Exercise:
Find the lines containing the word "Germany" and copy every one of them.
%%
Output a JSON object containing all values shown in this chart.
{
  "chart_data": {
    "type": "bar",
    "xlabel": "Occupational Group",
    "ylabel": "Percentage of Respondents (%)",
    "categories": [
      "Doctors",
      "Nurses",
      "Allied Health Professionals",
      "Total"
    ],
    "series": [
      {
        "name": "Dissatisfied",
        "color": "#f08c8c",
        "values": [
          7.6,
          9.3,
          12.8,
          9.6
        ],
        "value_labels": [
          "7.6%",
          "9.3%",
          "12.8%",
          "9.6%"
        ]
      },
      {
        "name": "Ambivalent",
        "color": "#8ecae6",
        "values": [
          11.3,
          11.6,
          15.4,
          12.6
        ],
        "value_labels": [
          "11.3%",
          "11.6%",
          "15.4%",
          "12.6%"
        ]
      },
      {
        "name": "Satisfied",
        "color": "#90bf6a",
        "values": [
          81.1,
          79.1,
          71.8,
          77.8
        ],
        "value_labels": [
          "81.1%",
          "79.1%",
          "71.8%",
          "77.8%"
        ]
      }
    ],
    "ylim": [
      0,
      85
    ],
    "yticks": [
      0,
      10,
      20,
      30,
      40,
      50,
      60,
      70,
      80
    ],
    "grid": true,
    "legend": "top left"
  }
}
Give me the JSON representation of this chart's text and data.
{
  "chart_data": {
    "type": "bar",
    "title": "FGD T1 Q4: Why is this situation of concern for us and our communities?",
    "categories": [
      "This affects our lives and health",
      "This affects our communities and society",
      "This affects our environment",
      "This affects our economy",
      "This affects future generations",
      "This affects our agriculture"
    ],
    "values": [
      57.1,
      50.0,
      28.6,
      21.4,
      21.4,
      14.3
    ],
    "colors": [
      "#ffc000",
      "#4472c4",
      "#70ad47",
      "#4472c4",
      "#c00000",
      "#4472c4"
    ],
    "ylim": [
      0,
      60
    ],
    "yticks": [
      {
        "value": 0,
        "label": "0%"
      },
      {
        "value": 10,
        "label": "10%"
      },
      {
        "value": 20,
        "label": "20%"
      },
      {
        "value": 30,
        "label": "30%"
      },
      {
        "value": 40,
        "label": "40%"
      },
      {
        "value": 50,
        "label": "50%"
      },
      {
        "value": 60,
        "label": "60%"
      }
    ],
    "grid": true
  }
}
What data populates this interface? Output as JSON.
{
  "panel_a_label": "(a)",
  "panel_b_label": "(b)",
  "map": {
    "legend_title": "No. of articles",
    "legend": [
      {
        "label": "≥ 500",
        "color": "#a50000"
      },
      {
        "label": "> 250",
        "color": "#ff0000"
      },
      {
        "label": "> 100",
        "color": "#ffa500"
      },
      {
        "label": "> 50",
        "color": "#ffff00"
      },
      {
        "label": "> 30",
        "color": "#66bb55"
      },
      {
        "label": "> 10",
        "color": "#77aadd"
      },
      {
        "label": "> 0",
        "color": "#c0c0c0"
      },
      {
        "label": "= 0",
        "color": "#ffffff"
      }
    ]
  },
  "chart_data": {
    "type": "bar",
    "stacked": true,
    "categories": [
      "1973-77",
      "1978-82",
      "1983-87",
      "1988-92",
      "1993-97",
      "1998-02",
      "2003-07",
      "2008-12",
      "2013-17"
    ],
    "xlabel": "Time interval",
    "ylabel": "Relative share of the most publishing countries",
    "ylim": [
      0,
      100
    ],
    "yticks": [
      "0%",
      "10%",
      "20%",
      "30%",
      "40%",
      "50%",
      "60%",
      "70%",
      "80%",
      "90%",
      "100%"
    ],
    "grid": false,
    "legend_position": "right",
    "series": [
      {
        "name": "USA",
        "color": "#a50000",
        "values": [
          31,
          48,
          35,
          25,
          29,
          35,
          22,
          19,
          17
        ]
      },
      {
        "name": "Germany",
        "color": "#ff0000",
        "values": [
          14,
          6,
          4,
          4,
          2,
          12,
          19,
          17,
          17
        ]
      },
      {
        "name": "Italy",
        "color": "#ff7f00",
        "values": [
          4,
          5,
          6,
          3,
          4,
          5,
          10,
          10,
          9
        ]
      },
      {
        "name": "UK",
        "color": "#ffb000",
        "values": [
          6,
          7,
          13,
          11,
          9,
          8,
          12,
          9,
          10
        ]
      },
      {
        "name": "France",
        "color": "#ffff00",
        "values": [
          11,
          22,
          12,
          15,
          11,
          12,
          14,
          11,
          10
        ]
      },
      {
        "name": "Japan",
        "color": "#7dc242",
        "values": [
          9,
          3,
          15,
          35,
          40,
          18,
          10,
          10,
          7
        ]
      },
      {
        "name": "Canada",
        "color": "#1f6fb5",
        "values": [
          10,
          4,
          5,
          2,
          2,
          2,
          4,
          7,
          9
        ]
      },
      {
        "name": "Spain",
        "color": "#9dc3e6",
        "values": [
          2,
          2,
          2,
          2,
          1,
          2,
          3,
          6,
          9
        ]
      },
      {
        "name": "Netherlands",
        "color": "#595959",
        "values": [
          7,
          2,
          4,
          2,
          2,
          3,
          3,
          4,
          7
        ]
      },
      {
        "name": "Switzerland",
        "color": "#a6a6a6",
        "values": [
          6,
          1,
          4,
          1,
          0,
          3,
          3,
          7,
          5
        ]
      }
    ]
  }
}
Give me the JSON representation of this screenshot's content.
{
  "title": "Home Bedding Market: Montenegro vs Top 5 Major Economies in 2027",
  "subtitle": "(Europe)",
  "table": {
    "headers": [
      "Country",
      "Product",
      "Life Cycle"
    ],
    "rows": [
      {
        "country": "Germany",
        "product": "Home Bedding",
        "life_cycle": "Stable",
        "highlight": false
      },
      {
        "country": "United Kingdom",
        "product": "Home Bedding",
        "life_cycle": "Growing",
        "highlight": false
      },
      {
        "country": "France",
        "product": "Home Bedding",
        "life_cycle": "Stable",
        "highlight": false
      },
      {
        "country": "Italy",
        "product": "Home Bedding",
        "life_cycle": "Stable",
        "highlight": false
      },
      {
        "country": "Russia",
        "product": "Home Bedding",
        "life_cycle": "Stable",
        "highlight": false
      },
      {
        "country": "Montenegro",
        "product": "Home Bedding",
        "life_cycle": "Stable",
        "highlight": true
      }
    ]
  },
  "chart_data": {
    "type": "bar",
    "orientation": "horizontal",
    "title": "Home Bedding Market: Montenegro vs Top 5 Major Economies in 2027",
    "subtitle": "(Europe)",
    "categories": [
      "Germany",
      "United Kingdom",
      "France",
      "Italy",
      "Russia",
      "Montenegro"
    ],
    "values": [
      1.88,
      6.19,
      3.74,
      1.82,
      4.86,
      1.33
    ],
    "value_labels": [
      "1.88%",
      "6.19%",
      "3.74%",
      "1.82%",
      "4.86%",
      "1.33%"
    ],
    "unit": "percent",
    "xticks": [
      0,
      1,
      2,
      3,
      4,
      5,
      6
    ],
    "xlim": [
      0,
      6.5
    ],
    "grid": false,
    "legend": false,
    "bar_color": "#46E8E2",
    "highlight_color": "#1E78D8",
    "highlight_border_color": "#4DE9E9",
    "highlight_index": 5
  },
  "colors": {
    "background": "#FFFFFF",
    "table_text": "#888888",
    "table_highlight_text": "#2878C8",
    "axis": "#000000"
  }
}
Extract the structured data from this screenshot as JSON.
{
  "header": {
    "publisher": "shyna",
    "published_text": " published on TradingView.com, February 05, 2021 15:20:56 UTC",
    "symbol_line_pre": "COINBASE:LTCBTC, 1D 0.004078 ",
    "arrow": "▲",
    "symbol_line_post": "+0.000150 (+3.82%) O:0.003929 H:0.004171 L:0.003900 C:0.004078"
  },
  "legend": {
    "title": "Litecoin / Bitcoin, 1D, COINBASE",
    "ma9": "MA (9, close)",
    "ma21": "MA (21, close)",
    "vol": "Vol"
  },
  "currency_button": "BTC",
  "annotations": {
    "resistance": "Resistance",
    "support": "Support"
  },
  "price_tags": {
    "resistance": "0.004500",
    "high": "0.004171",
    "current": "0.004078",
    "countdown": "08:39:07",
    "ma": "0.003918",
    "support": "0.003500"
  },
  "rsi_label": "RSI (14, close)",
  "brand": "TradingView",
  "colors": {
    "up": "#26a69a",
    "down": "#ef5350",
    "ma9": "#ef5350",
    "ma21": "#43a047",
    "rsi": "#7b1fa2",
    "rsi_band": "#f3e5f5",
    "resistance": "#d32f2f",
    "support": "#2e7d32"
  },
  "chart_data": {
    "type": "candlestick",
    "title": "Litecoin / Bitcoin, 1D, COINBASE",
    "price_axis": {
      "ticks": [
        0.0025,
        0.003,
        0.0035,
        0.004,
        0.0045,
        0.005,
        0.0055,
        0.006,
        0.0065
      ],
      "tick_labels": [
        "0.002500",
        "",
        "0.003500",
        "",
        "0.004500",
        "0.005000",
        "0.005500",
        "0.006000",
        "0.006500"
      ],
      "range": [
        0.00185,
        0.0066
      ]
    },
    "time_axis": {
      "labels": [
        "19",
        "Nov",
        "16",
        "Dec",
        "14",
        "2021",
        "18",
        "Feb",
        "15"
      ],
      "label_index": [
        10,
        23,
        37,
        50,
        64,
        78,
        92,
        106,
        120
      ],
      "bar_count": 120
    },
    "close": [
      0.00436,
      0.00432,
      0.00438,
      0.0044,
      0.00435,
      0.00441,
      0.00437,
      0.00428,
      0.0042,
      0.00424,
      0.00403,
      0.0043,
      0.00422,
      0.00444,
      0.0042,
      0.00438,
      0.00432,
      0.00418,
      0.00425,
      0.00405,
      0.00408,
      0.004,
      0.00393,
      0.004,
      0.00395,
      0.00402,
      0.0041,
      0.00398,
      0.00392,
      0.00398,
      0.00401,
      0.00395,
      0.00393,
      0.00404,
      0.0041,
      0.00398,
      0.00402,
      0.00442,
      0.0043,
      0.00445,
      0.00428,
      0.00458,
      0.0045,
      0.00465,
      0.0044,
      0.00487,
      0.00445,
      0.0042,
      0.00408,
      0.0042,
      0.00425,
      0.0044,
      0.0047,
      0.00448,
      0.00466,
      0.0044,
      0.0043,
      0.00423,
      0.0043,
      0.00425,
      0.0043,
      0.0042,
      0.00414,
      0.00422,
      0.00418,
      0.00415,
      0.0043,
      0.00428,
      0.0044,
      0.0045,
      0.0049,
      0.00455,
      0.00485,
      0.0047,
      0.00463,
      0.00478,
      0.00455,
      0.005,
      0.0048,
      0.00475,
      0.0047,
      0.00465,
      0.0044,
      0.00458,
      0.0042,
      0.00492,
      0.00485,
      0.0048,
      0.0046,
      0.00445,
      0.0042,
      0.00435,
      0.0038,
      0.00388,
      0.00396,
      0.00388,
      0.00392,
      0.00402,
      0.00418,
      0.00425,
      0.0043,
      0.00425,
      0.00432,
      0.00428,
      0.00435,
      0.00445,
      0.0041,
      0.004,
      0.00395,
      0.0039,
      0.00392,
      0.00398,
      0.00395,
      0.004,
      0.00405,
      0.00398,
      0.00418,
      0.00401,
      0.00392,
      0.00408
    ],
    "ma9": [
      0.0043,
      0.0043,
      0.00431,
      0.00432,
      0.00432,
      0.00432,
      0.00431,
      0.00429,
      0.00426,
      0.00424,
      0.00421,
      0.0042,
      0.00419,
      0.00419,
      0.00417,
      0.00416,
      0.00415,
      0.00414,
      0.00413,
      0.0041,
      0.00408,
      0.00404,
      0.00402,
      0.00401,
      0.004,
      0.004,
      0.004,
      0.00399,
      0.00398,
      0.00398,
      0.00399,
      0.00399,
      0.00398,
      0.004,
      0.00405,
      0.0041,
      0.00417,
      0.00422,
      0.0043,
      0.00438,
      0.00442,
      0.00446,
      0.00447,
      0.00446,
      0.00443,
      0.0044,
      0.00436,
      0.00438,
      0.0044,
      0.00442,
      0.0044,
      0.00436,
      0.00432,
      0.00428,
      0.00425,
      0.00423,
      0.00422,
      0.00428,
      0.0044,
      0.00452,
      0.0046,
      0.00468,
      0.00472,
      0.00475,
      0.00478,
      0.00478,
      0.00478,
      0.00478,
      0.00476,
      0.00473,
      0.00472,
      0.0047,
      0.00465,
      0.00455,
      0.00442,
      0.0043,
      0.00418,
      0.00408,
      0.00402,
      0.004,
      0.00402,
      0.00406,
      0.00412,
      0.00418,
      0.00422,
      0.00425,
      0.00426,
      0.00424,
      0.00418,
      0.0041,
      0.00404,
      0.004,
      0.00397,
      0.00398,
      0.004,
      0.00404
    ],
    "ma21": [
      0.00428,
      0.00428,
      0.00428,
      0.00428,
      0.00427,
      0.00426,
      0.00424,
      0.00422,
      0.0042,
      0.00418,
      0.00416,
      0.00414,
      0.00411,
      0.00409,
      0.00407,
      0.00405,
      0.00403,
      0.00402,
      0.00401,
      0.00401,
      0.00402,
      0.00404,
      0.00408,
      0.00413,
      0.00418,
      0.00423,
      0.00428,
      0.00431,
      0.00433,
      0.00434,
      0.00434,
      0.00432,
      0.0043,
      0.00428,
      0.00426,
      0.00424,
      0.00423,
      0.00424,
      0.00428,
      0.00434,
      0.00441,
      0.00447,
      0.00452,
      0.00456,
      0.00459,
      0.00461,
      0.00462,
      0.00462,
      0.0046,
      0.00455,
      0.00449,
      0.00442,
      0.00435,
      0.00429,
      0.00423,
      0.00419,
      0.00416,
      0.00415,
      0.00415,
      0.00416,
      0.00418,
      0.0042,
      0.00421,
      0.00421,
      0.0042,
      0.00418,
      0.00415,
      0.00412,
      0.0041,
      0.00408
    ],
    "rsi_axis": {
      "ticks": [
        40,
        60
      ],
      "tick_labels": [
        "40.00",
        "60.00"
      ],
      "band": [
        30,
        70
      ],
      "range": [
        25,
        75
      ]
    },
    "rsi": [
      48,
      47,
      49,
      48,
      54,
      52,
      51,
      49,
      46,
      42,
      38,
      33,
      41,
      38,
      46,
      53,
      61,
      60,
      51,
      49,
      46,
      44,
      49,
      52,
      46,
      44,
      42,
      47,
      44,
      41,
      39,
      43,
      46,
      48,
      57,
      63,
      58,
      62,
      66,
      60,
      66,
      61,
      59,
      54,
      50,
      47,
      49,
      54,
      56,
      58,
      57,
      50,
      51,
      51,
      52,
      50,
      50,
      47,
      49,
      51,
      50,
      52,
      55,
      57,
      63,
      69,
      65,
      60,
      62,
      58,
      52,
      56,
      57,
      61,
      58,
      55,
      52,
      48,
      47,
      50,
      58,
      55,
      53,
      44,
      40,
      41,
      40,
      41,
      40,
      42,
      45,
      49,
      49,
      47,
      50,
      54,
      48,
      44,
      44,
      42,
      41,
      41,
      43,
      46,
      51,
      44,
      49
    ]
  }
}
%%
Answer:
        "name": "Germany",
        "country": "Germany",
      "Germany",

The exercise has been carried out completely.